- [Chart and figure data]
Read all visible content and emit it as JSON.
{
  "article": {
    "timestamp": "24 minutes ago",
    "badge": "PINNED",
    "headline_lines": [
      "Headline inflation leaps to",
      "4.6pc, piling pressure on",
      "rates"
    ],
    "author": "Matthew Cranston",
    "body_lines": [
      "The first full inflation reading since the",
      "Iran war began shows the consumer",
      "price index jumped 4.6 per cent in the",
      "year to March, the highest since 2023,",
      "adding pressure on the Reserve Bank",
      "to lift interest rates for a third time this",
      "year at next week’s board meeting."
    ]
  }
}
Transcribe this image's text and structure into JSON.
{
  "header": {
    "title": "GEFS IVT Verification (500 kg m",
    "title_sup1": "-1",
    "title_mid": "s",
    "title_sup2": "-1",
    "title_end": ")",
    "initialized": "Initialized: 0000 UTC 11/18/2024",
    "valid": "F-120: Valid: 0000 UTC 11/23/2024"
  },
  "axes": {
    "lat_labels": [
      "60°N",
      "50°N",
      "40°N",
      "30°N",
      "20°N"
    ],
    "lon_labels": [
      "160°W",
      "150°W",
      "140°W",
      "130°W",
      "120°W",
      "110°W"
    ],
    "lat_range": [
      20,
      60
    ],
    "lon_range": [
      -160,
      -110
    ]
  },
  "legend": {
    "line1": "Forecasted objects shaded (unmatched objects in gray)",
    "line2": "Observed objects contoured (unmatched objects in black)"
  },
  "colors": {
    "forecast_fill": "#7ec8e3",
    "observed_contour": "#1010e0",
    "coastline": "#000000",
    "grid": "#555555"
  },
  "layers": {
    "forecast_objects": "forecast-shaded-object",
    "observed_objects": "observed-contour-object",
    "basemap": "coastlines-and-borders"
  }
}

- [Problem to work on] Restate the data above word for word.

- [Reply]
Read all visible content and emit it as JSON.
{
  "article": {
    "timestamp": "24 minutes ago",
    "badge": "PINNED",
    "headline_lines": [
      "Headline inflation leaps to",
      "4.6pc, piling pressure on",
      "rates"
    ],
    "author": "Matthew Cranston",
    "body_lines": [
      "The first full inflation reading since the",
      "Iran war began shows the consumer",
      "price index jumped 4.6 per cent in the",
      "year to March, the highest since 2023,",
      "adding pressure on the Reserve Bank",
      "to lift interest rates for a third time this",
      "year at next week’s board meeting."
    ]
  }
}
Transcribe this image's text and structure into JSON.
{
  "header": {
    "title": "GEFS IVT Verification (500 kg m",
    "title_sup1": "-1",
    "title_mid": "s",
    "title_sup2": "-1",
    "title_end": ")",
    "initialized": "Initialized: 0000 UTC 11/18/2024",
    "valid": "F-120: Valid: 0000 UTC 11/23/2024"
  },
  "axes": {
    "lat_labels": [
      "60°N",
      "50°N",
      "40°N",
      "30°N",
      "20°N"
    ],
    "lon_labels": [
      "160°W",
      "150°W",
      "140°W",
      "130°W",
      "120°W",
      "110°W"
    ],
    "lat_range": [
      20,
      60
    ],
    "lon_range": [
      -160,
      -110
    ]
  },
  "legend": {
    "line1": "Forecasted objects shaded (unmatched objects in gray)",
    "line2": "Observed objects contoured (unmatched objects in black)"
  },
  "colors": {
    "forecast_fill": "#7ec8e3",
    "observed_contour": "#1010e0",
    "coastline": "#000000",
    "grid": "#555555"
  },
  "layers": {
    "forecast_objects": "forecast-shaded-object",
    "observed_objects": "observed-contour-object",
    "basemap": "coastlines-and-borders"
  }
}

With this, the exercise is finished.